Given exercise - Every line of the data that contains the string "structure" must be copied.
**** Given data ****
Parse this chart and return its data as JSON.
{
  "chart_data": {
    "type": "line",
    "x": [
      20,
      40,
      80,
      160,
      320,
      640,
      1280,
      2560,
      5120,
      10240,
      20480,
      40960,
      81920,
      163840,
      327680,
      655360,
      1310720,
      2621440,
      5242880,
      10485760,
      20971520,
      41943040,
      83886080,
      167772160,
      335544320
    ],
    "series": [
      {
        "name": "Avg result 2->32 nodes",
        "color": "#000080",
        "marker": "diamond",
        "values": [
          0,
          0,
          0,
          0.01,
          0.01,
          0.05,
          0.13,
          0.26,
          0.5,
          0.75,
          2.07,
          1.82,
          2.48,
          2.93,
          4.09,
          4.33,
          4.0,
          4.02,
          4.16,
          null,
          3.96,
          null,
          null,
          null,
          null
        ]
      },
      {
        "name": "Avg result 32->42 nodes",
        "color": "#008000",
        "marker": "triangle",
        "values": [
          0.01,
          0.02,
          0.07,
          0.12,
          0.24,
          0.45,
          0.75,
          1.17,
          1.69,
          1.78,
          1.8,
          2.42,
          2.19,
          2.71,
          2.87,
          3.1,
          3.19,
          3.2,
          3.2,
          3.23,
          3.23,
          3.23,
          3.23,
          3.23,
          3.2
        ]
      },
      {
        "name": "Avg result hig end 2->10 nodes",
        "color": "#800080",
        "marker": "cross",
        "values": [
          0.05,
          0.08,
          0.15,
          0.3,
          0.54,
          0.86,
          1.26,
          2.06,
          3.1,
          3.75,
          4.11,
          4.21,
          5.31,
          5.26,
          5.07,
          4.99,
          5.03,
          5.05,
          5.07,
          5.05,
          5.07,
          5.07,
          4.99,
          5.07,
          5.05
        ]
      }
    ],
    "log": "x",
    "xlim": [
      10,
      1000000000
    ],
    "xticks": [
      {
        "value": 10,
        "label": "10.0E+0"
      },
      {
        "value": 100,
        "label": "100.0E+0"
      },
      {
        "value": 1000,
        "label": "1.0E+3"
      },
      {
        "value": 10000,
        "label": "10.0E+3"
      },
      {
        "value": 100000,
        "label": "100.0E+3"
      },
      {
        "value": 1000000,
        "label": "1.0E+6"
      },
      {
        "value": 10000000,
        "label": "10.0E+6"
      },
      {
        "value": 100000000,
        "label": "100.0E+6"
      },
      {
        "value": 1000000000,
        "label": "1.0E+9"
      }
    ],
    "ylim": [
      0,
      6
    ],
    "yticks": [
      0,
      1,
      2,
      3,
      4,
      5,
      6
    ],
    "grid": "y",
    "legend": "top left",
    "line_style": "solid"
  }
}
****
**** Given data ****
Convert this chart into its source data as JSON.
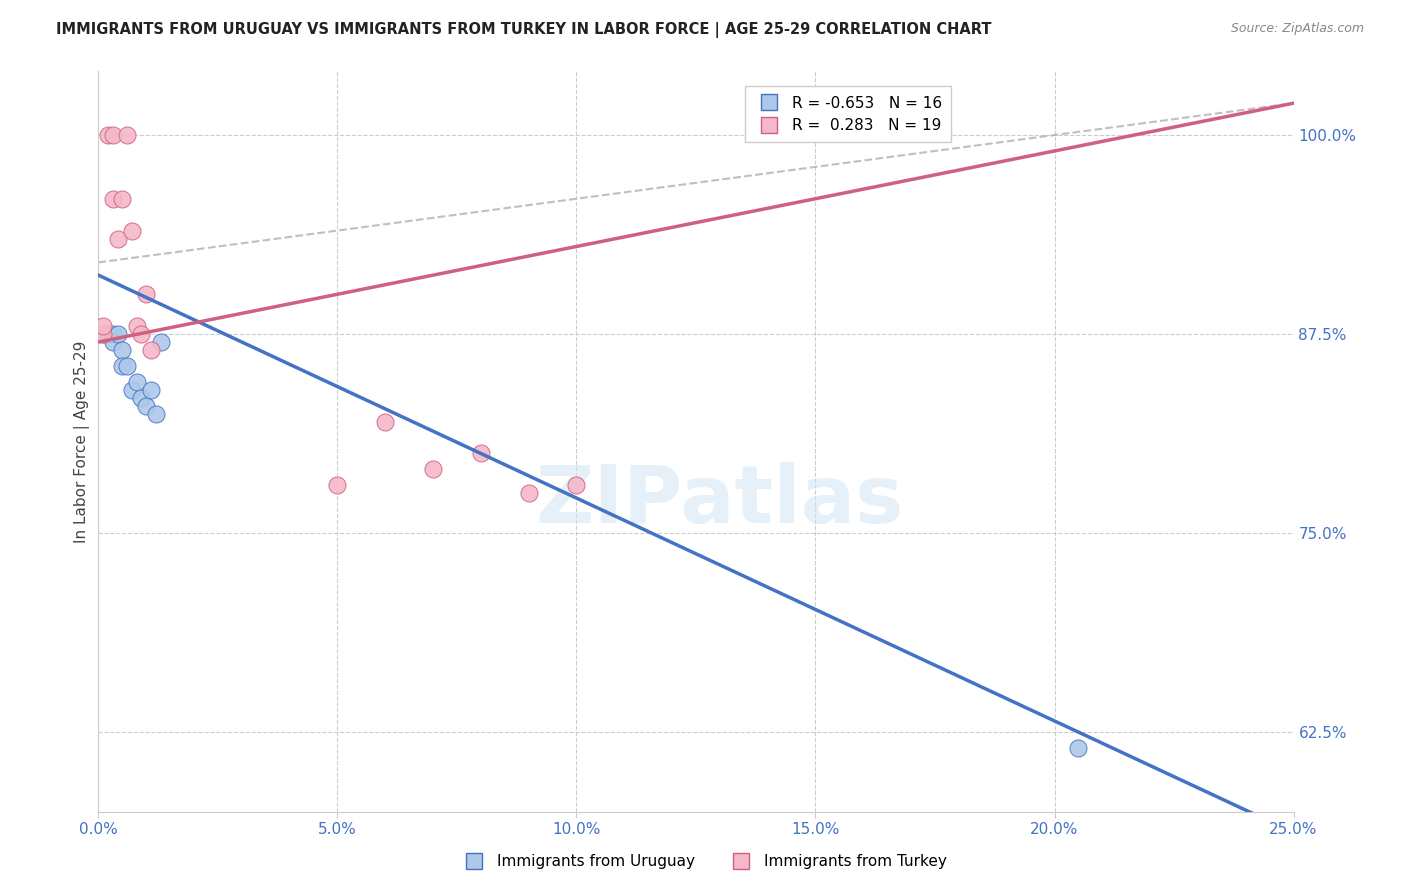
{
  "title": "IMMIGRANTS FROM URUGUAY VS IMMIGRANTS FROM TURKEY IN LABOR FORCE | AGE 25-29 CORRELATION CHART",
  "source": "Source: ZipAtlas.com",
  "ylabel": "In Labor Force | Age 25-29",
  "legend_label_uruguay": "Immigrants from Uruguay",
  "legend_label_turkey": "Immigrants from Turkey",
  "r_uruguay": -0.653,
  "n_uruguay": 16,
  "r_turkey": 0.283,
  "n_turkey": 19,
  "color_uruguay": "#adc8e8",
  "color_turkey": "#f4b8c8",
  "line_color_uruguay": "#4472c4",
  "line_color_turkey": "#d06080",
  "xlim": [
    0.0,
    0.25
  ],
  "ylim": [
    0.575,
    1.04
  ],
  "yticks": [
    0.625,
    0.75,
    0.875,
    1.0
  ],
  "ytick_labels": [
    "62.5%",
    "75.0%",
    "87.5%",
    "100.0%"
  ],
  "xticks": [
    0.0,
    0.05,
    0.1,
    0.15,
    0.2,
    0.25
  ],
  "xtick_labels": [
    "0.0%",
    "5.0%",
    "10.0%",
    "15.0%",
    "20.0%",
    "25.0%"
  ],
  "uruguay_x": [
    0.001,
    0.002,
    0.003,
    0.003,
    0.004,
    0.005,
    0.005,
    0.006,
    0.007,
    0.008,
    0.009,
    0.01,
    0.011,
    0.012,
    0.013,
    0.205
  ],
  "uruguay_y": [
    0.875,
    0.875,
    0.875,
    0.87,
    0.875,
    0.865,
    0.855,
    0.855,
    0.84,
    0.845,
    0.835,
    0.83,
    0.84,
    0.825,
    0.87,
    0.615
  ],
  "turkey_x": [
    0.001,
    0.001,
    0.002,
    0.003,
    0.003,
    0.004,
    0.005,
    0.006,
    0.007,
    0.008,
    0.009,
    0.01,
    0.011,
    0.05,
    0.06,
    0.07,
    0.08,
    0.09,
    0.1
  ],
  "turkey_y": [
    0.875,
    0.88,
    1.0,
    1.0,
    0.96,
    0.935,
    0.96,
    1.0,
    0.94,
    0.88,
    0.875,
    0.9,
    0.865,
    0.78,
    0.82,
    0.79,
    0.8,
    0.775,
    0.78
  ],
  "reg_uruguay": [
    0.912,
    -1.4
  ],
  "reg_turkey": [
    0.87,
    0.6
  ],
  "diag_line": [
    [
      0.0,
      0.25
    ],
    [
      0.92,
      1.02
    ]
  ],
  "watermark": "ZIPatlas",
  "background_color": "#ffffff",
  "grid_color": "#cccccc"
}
****
**** Given data ****
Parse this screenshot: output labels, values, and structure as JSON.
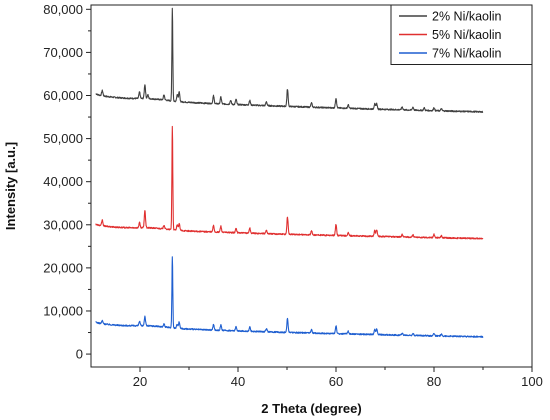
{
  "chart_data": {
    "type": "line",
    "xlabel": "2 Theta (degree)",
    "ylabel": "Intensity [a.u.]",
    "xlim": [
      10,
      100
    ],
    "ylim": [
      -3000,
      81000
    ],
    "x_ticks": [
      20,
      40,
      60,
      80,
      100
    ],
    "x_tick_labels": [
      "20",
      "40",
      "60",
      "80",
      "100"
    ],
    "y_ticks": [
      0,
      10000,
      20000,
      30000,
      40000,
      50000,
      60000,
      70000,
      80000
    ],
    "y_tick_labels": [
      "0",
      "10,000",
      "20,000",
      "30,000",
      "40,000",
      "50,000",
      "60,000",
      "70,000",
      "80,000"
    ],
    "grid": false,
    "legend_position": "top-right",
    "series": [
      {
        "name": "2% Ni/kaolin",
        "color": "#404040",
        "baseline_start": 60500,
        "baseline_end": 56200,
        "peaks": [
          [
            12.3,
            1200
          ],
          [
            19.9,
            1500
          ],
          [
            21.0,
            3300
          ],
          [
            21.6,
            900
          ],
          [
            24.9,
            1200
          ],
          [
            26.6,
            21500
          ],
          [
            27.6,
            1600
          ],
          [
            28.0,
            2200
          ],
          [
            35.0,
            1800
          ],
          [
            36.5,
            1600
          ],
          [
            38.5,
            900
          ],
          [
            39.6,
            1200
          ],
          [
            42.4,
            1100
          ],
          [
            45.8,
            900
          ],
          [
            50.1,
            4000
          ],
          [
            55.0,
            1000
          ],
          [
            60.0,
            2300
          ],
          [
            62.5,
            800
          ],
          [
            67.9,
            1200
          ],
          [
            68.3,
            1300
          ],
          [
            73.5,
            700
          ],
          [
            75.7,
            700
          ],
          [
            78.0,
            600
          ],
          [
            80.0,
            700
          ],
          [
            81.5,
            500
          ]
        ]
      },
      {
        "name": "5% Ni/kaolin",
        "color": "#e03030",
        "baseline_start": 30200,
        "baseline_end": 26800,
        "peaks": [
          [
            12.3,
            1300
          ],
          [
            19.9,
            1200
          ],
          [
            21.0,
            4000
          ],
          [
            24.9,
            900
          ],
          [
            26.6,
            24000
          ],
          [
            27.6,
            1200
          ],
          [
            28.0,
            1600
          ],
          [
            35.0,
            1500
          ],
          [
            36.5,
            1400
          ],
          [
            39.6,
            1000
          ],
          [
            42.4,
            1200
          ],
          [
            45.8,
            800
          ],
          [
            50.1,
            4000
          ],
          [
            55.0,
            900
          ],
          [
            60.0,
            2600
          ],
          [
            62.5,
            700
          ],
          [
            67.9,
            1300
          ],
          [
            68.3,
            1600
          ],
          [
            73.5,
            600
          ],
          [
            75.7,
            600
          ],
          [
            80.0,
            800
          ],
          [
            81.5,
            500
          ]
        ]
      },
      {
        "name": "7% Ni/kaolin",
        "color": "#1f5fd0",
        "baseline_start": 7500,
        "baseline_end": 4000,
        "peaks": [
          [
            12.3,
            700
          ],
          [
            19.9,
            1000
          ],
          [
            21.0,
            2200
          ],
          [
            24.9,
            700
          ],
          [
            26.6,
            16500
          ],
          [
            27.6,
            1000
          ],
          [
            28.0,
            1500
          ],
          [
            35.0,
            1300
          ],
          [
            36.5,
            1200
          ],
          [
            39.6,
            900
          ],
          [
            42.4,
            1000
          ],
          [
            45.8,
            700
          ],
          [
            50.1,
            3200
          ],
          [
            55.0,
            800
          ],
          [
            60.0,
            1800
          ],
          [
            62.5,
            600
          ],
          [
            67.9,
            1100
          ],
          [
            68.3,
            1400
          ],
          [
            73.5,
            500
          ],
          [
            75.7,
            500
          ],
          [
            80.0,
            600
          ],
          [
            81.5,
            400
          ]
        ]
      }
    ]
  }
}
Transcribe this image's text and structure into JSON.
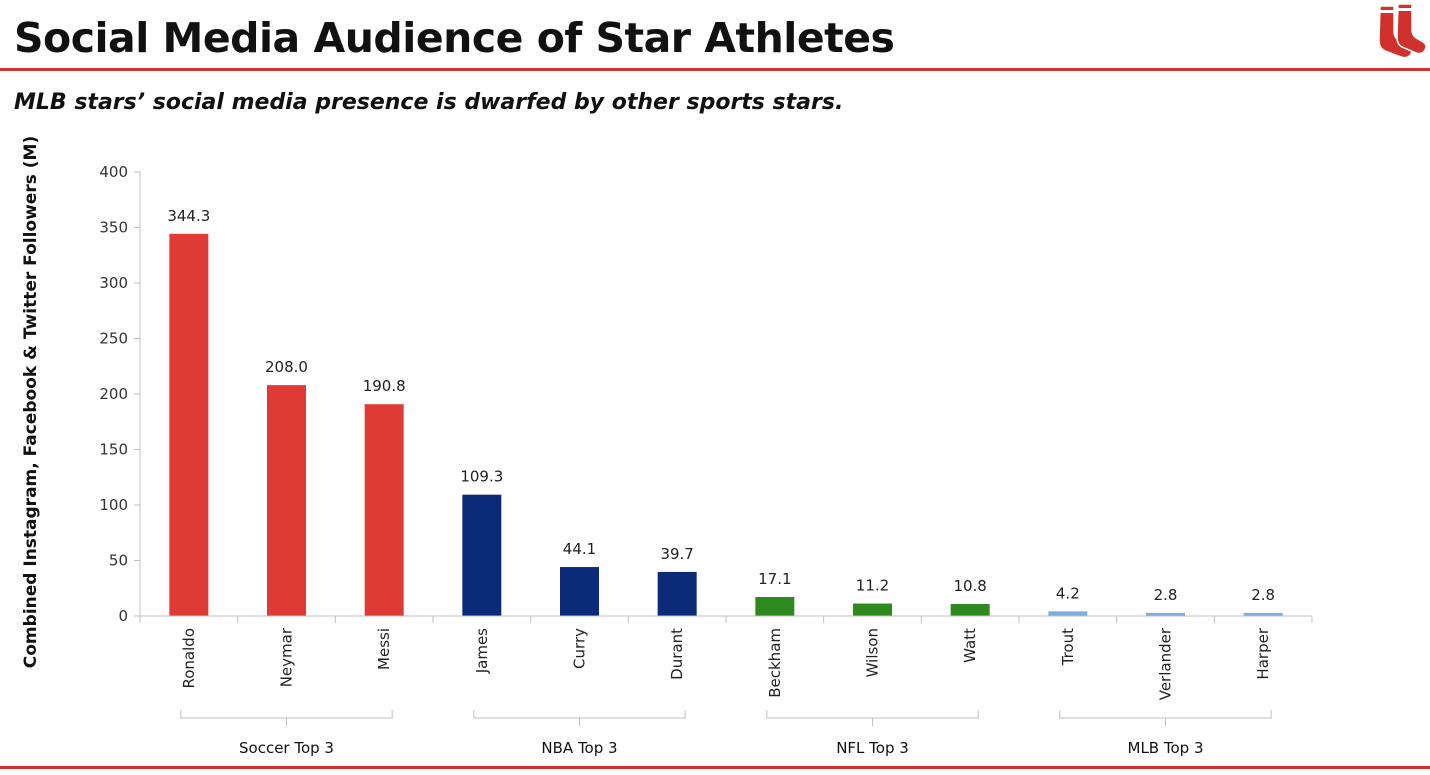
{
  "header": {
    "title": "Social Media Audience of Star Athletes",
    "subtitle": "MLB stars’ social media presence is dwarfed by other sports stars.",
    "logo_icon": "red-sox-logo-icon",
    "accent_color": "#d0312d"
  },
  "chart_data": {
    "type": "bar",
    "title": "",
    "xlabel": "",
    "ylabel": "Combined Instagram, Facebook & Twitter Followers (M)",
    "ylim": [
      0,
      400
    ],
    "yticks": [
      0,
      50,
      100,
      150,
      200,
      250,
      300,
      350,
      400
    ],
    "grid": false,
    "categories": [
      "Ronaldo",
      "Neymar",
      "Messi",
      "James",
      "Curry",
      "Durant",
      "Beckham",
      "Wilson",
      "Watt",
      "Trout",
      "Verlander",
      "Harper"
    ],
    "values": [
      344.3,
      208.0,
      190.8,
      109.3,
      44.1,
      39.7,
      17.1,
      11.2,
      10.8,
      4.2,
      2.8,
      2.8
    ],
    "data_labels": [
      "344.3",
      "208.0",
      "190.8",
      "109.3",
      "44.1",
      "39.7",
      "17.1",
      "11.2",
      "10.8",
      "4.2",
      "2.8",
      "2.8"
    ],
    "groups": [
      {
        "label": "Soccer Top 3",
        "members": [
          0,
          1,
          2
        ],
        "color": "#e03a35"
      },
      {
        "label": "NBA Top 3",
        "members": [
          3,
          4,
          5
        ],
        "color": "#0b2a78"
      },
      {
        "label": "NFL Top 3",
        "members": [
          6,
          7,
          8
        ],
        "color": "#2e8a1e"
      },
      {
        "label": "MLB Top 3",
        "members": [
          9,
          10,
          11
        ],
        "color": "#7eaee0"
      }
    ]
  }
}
****
Solved exercise -
Parse this screenshot: output labels, values, and structure as JSON.
Transcribe this image's text and structure into JSON.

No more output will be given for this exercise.